• Exercise description: For the data that follows, report how many lines contain the word "WORKERS", and nothing else.

• Provided data:
** BEGIN **

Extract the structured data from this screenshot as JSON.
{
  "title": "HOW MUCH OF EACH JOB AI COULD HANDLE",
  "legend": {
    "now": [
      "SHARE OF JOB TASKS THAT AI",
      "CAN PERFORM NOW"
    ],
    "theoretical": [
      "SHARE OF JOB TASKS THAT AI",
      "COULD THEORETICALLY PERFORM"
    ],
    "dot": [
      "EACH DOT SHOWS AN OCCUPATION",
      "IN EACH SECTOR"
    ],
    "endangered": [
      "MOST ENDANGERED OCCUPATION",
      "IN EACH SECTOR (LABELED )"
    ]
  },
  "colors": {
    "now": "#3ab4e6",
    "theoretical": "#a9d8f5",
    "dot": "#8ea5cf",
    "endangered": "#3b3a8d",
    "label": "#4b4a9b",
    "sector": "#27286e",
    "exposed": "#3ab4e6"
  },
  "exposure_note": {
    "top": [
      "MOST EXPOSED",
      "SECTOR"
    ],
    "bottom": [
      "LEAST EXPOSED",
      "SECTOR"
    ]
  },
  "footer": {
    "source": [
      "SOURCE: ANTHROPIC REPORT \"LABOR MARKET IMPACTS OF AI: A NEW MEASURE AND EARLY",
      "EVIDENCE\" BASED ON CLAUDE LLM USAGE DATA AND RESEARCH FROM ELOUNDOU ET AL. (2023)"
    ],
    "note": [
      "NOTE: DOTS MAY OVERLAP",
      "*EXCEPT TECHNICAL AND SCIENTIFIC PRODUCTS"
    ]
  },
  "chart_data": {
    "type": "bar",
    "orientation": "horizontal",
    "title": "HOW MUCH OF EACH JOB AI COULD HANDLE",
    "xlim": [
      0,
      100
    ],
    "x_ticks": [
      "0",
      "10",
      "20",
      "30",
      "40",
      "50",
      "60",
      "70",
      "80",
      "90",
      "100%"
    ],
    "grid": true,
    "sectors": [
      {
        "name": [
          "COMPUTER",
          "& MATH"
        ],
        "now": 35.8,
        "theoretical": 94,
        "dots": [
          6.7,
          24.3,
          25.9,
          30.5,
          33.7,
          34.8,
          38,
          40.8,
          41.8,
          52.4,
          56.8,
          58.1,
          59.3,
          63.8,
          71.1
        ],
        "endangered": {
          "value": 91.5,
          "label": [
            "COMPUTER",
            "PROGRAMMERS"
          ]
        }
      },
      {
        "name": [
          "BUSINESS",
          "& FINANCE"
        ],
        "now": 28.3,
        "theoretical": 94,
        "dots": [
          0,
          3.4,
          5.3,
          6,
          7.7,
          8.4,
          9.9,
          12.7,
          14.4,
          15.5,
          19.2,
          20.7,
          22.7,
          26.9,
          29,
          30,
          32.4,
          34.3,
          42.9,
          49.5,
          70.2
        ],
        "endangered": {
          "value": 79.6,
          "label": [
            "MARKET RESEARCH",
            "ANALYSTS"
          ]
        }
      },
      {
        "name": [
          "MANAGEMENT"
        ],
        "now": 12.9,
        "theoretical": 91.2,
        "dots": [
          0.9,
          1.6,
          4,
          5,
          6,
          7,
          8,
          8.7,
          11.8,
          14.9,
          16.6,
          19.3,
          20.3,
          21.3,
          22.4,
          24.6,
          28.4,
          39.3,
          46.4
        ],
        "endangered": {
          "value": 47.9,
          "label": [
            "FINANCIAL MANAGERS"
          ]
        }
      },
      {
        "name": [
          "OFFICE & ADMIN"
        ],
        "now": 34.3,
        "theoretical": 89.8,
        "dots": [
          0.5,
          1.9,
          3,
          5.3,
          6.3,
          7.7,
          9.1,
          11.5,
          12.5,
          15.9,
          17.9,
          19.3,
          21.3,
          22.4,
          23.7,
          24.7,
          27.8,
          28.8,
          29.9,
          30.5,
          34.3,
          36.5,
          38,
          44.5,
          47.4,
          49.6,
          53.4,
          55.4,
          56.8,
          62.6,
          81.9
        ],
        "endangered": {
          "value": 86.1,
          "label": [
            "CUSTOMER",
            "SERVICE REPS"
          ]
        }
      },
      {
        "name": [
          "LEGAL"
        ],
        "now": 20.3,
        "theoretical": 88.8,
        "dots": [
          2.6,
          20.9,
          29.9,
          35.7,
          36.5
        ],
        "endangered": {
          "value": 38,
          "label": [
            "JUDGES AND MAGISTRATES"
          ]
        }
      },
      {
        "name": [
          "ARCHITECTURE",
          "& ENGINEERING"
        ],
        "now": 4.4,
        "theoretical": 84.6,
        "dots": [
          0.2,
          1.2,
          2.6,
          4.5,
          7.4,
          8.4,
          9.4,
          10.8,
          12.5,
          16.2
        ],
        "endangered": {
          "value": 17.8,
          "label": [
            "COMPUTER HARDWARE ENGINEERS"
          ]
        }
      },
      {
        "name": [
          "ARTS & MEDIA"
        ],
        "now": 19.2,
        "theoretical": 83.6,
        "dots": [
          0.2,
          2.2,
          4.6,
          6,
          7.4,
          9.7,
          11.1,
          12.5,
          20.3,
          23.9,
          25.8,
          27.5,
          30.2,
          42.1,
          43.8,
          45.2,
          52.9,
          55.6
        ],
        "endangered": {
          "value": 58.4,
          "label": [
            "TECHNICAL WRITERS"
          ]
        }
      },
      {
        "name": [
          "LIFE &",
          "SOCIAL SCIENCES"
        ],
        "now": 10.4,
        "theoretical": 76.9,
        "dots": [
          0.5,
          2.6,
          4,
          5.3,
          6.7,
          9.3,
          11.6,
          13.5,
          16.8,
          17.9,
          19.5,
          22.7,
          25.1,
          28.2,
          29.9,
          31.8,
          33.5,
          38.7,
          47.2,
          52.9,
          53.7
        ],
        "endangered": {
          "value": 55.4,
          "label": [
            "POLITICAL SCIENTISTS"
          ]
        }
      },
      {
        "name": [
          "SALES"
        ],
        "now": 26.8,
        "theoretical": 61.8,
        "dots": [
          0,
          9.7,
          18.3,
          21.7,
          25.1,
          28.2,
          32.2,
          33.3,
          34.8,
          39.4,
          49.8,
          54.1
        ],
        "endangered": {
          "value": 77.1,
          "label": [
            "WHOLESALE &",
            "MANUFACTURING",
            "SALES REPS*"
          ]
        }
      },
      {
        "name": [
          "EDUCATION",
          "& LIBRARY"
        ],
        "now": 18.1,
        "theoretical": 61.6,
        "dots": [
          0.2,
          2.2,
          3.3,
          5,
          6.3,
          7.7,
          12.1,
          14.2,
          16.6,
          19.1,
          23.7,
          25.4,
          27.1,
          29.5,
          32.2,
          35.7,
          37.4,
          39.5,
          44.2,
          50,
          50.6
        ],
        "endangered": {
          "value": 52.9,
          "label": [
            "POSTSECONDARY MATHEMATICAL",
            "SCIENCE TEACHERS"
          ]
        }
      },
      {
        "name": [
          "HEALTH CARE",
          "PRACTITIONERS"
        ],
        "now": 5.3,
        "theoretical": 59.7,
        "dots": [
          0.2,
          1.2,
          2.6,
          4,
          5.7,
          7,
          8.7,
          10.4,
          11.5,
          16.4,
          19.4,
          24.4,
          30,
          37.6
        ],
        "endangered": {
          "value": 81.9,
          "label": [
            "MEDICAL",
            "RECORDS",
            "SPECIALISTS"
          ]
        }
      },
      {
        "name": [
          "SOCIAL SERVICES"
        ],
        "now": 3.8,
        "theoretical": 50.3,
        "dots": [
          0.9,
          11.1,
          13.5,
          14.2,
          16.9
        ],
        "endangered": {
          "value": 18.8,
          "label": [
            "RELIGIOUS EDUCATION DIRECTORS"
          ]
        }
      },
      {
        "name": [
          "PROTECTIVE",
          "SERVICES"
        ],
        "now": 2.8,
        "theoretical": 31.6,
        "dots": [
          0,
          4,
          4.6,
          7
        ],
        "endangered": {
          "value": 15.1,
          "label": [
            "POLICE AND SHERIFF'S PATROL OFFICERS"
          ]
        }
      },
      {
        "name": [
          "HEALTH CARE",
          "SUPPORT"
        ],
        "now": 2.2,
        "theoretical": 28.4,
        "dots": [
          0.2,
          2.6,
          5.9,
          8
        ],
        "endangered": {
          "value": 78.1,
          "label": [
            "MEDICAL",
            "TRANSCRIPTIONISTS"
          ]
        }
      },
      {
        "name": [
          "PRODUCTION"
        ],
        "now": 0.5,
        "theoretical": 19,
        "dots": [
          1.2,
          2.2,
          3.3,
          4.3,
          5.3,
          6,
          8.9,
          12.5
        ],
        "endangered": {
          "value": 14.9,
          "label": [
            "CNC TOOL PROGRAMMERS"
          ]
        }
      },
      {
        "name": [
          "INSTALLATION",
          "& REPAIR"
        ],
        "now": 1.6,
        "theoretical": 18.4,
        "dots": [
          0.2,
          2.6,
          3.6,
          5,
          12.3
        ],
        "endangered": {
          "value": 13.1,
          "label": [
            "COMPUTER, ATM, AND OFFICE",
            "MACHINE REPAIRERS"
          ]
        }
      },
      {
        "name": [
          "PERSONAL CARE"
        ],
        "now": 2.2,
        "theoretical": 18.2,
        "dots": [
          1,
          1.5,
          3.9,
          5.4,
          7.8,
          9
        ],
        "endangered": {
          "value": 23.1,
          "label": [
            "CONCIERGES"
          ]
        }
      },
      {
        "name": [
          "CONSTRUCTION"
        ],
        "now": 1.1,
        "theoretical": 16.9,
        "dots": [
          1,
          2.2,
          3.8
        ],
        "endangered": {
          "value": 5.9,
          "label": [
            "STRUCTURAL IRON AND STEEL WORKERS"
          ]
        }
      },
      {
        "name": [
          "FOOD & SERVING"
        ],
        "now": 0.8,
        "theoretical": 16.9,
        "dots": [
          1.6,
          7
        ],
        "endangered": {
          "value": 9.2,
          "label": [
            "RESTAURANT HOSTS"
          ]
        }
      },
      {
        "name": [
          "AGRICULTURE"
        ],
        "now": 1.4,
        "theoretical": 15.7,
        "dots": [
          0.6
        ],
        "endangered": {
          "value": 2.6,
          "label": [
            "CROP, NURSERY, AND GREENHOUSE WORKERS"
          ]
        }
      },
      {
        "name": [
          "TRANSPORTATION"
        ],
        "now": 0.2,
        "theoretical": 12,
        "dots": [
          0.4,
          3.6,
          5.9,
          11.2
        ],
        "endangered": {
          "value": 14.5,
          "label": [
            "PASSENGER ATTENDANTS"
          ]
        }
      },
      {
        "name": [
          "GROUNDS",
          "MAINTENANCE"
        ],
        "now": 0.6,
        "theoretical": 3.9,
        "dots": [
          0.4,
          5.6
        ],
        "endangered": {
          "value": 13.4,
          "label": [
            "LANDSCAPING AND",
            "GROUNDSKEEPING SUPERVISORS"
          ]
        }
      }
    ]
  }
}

** END **

• Correct result: 2